━━ Data for the task ━━

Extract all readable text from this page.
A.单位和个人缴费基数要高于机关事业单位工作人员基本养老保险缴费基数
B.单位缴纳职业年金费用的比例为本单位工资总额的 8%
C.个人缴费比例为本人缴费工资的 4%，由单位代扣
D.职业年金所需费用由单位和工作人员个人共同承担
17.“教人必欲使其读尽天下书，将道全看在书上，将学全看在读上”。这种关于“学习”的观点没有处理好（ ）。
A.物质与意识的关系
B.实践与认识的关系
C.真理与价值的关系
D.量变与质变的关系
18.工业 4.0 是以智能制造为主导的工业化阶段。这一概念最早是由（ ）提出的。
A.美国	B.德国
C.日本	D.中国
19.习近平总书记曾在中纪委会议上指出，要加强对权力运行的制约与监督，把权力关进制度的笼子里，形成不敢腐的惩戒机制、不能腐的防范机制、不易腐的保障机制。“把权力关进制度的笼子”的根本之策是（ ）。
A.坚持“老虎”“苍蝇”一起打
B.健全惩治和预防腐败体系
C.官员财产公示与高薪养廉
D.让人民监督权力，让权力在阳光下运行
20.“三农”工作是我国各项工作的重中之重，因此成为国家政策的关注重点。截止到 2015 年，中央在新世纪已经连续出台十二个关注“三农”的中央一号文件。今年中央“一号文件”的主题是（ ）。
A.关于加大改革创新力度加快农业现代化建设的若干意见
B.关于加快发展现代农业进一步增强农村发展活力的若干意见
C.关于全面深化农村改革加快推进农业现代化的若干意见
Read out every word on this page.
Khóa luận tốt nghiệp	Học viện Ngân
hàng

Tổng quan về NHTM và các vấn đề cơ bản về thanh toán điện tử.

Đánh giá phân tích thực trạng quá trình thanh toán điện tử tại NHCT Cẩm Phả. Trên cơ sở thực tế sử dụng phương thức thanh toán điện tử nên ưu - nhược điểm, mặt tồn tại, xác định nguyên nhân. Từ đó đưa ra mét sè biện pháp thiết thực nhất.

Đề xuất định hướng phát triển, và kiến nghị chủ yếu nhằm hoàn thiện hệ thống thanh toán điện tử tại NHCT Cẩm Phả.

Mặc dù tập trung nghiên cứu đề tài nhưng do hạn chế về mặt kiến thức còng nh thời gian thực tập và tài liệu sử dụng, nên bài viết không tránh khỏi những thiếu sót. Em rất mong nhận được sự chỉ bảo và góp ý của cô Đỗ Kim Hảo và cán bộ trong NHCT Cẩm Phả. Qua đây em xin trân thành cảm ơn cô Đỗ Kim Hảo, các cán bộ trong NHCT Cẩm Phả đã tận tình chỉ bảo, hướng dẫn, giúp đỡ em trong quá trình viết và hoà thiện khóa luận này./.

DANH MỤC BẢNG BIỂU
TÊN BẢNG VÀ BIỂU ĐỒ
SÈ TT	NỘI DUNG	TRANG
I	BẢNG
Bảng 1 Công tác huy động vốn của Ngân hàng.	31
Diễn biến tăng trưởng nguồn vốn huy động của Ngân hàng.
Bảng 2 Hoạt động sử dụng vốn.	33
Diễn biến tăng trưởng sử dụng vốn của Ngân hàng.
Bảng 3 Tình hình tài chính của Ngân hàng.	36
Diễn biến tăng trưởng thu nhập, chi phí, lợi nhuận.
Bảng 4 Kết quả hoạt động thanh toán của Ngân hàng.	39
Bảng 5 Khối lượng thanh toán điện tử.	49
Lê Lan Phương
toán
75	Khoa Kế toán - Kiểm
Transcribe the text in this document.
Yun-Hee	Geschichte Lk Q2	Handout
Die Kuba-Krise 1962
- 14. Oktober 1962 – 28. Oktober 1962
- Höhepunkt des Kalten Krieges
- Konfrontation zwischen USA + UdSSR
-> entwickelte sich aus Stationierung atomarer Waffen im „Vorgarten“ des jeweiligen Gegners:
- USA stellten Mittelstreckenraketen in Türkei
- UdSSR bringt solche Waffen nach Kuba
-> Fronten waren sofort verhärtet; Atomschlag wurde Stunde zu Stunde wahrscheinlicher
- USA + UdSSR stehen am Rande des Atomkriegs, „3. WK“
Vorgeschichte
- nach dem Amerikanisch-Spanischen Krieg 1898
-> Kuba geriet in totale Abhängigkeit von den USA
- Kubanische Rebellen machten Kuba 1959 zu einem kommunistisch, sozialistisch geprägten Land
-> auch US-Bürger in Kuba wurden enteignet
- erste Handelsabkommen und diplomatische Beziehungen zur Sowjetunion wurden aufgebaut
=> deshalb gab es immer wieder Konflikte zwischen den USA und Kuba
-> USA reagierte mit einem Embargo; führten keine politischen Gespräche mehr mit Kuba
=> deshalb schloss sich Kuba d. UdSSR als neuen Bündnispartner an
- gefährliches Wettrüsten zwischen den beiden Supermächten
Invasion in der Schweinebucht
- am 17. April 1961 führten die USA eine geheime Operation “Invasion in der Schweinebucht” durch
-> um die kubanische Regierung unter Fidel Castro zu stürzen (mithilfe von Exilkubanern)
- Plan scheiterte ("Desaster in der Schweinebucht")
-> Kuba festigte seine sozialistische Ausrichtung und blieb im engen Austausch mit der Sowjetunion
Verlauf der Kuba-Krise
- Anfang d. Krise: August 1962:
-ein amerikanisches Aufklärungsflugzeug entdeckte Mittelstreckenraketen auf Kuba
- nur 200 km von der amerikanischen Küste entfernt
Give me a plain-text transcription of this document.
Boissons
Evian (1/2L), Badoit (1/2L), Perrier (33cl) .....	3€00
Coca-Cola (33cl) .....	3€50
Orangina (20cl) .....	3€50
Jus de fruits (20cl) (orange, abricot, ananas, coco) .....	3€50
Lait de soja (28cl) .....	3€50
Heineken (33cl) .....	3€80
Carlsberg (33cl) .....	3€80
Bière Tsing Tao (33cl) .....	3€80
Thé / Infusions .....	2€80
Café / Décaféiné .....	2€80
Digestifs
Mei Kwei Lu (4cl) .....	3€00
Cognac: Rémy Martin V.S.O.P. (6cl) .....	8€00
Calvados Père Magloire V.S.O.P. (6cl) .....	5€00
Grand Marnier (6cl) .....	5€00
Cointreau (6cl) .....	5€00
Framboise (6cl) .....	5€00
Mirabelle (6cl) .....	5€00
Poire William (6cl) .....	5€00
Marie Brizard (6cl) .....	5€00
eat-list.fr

━━━

--- To be done ---
List every line above that holds the word "page".

--- Exercise solution ---
Extract all readable text from this page.
Read out every word on this page.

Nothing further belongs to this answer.